GIVEN PROBLEM: Determine how many lines in the data below contain "сканировании" and write only that number.

EXTRACTED MATERIAL:
══════════

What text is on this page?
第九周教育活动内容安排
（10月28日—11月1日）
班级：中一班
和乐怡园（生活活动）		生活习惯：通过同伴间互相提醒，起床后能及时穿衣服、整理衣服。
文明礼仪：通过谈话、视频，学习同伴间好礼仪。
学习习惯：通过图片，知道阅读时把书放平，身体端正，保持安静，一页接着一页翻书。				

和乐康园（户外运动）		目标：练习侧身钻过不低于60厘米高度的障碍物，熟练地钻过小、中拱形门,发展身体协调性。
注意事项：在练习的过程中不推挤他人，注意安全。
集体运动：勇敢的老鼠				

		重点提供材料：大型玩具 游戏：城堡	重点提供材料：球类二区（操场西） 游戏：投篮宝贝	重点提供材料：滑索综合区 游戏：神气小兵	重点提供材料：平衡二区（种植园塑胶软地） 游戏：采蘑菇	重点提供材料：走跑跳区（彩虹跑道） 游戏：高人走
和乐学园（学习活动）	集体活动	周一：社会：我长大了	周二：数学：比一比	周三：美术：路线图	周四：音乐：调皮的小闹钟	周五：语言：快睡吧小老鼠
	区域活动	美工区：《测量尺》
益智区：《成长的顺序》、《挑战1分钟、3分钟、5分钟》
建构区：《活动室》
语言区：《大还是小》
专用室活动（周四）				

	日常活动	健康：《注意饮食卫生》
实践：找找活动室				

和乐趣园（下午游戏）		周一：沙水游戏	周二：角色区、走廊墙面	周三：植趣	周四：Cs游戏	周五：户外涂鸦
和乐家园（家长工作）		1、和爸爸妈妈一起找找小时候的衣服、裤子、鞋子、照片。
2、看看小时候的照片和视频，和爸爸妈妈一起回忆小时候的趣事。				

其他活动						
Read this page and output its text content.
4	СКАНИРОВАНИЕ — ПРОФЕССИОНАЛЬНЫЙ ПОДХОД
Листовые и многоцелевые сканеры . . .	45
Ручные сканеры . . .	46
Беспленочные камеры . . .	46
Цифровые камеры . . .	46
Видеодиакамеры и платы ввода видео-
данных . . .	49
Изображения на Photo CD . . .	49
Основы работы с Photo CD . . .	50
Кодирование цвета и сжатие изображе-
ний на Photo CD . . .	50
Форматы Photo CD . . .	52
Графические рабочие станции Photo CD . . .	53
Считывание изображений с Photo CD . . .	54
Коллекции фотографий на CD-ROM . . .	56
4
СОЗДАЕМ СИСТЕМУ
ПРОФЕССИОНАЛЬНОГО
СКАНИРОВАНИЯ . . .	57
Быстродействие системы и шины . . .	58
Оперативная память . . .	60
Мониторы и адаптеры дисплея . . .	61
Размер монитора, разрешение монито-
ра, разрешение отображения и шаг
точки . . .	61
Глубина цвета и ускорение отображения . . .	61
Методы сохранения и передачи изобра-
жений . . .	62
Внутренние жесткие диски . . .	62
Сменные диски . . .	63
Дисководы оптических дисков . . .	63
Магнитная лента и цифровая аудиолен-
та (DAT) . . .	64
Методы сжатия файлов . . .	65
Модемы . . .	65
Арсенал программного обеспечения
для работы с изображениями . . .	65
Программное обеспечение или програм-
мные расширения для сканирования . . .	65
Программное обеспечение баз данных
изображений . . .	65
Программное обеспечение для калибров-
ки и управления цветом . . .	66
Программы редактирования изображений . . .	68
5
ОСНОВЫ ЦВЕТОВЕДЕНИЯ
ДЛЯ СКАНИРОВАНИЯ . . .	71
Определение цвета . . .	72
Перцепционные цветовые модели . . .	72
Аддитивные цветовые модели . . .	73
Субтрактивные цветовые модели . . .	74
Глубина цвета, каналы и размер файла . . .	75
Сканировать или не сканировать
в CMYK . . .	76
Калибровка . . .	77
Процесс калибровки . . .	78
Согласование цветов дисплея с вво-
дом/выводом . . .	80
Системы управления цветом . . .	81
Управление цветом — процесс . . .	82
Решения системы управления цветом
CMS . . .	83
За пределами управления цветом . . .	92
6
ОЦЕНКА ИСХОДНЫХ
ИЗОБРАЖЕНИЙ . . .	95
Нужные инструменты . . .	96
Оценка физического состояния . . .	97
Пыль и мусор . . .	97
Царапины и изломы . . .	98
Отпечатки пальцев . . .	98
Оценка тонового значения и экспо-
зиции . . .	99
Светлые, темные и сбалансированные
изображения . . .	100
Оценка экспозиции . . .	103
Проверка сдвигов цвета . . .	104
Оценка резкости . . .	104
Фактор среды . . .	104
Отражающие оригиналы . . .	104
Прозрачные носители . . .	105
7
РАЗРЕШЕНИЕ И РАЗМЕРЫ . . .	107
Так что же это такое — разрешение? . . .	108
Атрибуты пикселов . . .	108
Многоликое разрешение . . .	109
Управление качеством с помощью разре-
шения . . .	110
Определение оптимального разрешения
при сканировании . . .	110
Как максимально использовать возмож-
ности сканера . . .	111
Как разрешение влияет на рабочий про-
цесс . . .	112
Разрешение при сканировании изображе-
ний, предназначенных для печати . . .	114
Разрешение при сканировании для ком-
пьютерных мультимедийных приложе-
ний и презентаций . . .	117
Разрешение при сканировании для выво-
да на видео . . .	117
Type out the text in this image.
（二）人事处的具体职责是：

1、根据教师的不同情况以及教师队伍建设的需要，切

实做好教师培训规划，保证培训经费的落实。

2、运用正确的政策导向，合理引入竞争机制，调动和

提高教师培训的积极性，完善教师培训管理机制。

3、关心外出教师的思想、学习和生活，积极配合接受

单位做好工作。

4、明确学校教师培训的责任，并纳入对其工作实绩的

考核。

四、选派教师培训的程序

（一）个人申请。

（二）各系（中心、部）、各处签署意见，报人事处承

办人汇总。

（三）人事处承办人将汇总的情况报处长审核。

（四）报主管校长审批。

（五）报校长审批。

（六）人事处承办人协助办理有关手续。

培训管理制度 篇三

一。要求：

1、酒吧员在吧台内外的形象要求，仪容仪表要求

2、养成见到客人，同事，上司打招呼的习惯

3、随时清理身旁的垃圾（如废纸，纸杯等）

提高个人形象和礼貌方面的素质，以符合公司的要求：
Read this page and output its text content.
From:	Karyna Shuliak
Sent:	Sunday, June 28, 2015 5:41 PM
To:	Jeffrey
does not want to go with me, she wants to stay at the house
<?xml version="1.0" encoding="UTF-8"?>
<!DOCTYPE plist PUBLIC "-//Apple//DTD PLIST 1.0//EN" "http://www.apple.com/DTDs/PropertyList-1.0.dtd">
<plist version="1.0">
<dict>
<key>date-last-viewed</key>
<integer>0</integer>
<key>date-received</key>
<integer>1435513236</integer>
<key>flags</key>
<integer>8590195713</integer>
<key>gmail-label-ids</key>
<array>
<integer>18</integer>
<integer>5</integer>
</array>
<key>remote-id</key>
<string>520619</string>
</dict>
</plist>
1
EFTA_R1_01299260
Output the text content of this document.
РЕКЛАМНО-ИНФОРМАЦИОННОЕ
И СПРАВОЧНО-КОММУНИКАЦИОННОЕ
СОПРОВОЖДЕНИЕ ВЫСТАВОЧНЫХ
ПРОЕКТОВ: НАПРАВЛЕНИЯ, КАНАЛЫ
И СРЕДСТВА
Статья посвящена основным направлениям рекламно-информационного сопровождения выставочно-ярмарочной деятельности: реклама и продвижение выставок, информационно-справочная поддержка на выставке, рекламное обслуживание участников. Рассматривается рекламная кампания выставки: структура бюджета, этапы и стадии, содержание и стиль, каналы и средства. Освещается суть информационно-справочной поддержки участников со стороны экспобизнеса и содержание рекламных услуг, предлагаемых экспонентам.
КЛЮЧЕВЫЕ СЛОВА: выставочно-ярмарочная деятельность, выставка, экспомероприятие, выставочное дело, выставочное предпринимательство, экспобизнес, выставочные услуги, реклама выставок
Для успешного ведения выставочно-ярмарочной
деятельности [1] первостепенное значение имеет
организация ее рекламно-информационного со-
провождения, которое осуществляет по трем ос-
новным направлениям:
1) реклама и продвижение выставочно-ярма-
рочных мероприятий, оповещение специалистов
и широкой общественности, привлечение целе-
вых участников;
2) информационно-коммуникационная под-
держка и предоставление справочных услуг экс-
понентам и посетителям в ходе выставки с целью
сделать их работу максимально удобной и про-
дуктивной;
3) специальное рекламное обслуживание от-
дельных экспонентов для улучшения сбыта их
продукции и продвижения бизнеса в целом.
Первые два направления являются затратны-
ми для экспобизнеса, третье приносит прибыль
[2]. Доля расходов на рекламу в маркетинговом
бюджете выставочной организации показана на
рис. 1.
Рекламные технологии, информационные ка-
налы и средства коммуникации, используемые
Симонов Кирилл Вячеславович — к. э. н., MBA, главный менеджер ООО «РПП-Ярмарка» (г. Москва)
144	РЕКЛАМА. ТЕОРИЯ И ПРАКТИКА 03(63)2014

══════════

RESULT OF THIS EXERCISE: 4